THE INPUT:
============================================================

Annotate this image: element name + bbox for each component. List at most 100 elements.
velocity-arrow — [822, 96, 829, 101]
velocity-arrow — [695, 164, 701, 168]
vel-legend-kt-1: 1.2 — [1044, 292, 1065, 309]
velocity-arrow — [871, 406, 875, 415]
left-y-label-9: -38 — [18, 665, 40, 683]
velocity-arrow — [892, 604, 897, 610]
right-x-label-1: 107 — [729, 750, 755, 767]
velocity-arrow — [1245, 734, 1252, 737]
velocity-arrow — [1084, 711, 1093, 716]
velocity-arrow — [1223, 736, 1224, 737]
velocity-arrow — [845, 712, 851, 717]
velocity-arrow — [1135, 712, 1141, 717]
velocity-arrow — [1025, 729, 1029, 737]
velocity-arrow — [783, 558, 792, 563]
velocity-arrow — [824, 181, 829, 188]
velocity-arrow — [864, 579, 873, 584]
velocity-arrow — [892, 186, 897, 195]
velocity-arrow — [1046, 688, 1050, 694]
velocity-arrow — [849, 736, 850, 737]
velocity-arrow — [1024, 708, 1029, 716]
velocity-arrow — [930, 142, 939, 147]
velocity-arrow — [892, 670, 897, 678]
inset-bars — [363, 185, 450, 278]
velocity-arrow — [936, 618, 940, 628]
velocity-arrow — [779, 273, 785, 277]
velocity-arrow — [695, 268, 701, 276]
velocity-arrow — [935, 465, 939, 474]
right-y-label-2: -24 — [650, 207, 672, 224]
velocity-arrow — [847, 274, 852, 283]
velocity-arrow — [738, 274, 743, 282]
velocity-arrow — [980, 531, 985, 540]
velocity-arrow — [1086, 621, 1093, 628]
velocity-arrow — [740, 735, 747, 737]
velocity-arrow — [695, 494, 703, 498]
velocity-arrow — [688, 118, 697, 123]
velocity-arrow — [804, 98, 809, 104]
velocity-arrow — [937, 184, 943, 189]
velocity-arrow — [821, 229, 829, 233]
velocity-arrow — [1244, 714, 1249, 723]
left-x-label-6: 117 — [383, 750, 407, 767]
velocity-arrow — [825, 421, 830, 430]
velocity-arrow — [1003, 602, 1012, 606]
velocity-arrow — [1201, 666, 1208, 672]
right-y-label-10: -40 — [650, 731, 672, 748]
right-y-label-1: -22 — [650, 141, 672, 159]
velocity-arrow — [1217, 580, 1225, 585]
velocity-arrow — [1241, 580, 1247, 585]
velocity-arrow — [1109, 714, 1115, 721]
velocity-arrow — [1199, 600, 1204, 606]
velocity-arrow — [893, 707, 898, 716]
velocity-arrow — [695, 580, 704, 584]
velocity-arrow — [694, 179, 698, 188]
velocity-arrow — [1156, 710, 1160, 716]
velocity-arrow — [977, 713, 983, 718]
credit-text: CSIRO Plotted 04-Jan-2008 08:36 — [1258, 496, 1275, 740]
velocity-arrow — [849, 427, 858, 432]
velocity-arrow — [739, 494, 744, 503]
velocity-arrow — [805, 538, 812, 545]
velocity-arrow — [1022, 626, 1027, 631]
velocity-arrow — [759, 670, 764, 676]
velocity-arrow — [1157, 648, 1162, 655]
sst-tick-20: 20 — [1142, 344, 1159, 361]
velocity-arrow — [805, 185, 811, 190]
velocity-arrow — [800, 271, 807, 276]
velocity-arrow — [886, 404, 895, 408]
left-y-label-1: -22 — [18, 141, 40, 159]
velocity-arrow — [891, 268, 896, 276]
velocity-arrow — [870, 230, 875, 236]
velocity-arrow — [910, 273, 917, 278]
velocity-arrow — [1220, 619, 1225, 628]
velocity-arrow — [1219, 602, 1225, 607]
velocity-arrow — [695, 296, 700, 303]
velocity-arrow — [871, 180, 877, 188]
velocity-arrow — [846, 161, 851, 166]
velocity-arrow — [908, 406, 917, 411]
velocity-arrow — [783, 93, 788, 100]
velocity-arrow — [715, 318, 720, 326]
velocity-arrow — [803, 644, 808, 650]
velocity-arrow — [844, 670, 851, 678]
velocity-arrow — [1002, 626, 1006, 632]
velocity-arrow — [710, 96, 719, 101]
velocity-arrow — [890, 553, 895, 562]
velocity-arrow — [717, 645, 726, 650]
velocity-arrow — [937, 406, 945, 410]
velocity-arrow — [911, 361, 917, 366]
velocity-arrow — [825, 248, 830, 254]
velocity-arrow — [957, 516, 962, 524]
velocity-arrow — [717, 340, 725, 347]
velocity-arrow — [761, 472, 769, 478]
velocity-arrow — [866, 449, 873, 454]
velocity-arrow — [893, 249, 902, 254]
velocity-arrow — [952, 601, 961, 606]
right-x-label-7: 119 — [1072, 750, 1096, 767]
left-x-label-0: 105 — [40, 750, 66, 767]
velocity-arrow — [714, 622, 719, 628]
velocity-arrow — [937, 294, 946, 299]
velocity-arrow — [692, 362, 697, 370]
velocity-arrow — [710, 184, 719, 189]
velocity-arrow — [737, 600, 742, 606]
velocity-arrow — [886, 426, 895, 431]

============================================================

REQUEST: Render every line of the listing above as a Markdown table with the columns Row and Listing line, numbering the rows in order and leaving out any blank lines.

FINISHED EXERCISE:
| Row | Listing line |
|---|---|
| 1 | Annotate this image: element name + bbox for each component. List at most 100 elements. |
| 2 | velocity-arrow — [822, 96, 829, 101] |
| 3 | velocity-arrow — [695, 164, 701, 168] |
| 4 | vel-legend-kt-1: 1.2 — [1044, 292, 1065, 309] |
| 5 | velocity-arrow — [871, 406, 875, 415] |
| 6 | left-y-label-9: -38 — [18, 665, 40, 683] |
| 7 | velocity-arrow — [892, 604, 897, 610] |
| 8 | right-x-label-1: 107 — [729, 750, 755, 767] |
| 9 | velocity-arrow — [1245, 734, 1252, 737] |
| 10 | velocity-arrow — [1084, 711, 1093, 716] |
| 11 | velocity-arrow — [1223, 736, 1224, 737] |
| 12 | velocity-arrow — [845, 712, 851, 717] |
| 13 | velocity-arrow — [1135, 712, 1141, 717] |
| 14 | velocity-arrow — [1025, 729, 1029, 737] |
| 15 | velocity-arrow — [783, 558, 792, 563] |
| 16 | velocity-arrow — [824, 181, 829, 188] |
| 17 | velocity-arrow — [864, 579, 873, 584] |
| 18 | velocity-arrow — [892, 186, 897, 195] |
| 19 | velocity-arrow — [1046, 688, 1050, 694] |
| 20 | velocity-arrow — [849, 736, 850, 737] |
| 21 | velocity-arrow — [1024, 708, 1029, 716] |
| 22 | velocity-arrow — [930, 142, 939, 147] |
| 23 | velocity-arrow — [892, 670, 897, 678] |
| 24 | inset-bars — [363, 185, 450, 278] |
| 25 | velocity-arrow — [936, 618, 940, 628] |
| 26 | velocity-arrow — [779, 273, 785, 277] |
| 27 | velocity-arrow — [695, 268, 701, 276] |
| 28 | velocity-arrow — [935, 465, 939, 474] |
| 29 | right-y-label-2: -24 — [650, 207, 672, 224] |
| 30 | velocity-arrow — [847, 274, 852, 283] |
| 31 | velocity-arrow — [738, 274, 743, 282] |
| 32 | velocity-arrow — [980, 531, 985, 540] |
| 33 | velocity-arrow — [1086, 621, 1093, 628] |
| 34 | velocity-arrow — [740, 735, 747, 737] |
| 35 | velocity-arrow — [695, 494, 703, 498] |
| 36 | velocity-arrow — [688, 118, 697, 123] |
| 37 | velocity-arrow — [804, 98, 809, 104] |
| 38 | velocity-arrow — [937, 184, 943, 189] |
| 39 | velocity-arrow — [821, 229, 829, 233] |
| 40 | velocity-arrow — [1244, 714, 1249, 723] |
| 41 | left-x-label-6: 117 — [383, 750, 407, 767] |
| 42 | velocity-arrow — [825, 421, 830, 430] |
| 43 | velocity-arrow — [1003, 602, 1012, 606] |
| 44 | velocity-arrow — [1201, 666, 1208, 672] |
| 45 | right-y-label-10: -40 — [650, 731, 672, 748] |
| 46 | right-y-label-1: -22 — [650, 141, 672, 159] |
| 47 | velocity-arrow — [1217, 580, 1225, 585] |
| 48 | velocity-arrow — [1241, 580, 1247, 585] |
| 49 | velocity-arrow — [1109, 714, 1115, 721] |
| 50 | velocity-arrow — [1199, 600, 1204, 606] |
| 51 | velocity-arrow — [893, 707, 898, 716] |
| 52 | velocity-arrow — [695, 580, 704, 584] |
| 53 | velocity-arrow — [694, 179, 698, 188] |
| 54 | velocity-arrow — [1156, 710, 1160, 716] |
| 55 | velocity-arrow — [977, 713, 983, 718] |
| 56 | credit-text: CSIRO Plotted 04-Jan-2008 08:36 — [1258, 496, 1275, 740] |
| 57 | velocity-arrow — [849, 427, 858, 432] |
| 58 | velocity-arrow — [739, 494, 744, 503] |
| 59 | velocity-arrow — [805, 538, 812, 545] |
| 60 | velocity-arrow — [1022, 626, 1027, 631] |
| 61 | velocity-arrow — [759, 670, 764, 676] |
| 62 | velocity-arrow — [1157, 648, 1162, 655] |
| 63 | sst-tick-20: 20 — [1142, 344, 1159, 361] |
| 64 | velocity-arrow — [805, 185, 811, 190] |
| 65 | velocity-arrow — [800, 271, 807, 276] |
| 66 | velocity-arrow — [886, 404, 895, 408] |
| 67 | left-y-label-1: -22 — [18, 141, 40, 159] |
| 68 | velocity-arrow — [891, 268, 896, 276] |
| 69 | velocity-arrow — [870, 230, 875, 236] |
| 70 | velocity-arrow — [910, 273, 917, 278] |
| 71 | velocity-arrow — [1220, 619, 1225, 628] |
| 72 | velocity-arrow — [1219, 602, 1225, 607] |
| 73 | velocity-arrow — [695, 296, 700, 303] |
| 74 | velocity-arrow — [871, 180, 877, 188] |
| 75 | velocity-arrow — [846, 161, 851, 166] |
| 76 | velocity-arrow — [908, 406, 917, 411] |
| 77 | velocity-arrow — [783, 93, 788, 100] |
| 78 | velocity-arrow — [715, 318, 720, 326] |
| 79 | velocity-arrow — [803, 644, 808, 650] |
| 80 | velocity-arrow — [844, 670, 851, 678] |
| 81 | velocity-arrow — [1002, 626, 1006, 632] |
| 82 | velocity-arrow — [710, 96, 719, 101] |
| 83 | velocity-arrow — [890, 553, 895, 562] |
| 84 | velocity-arrow — [717, 645, 726, 650] |
| 85 | velocity-arrow — [937, 406, 945, 410] |
| 86 | velocity-arrow — [911, 361, 917, 366] |
| 87 | velocity-arrow — [825, 248, 830, 254] |
| 88 | velocity-arrow — [957, 516, 962, 524] |
| 89 | velocity-arrow — [717, 340, 725, 347] |
| 90 | velocity-arrow — [761, 472, 769, 478] |
| 91 | velocity-arrow — [866, 449, 873, 454] |
| 92 | velocity-arrow — [893, 249, 902, 254] |
| 93 | velocity-arrow — [952, 601, 961, 606] |
| 94 | right-x-label-7: 119 — [1072, 750, 1096, 767] |
| 95 | left-x-label-0: 105 — [40, 750, 66, 767] |
| 96 | velocity-arrow — [714, 622, 719, 628] |
| 97 | velocity-arrow — [937, 294, 946, 299] |
| 98 | velocity-arrow — [692, 362, 697, 370] |
| 99 | velocity-arrow — [710, 184, 719, 189] |
| 100 | velocity-arrow — [737, 600, 742, 606] |
| 101 | velocity-arrow — [886, 426, 895, 431] |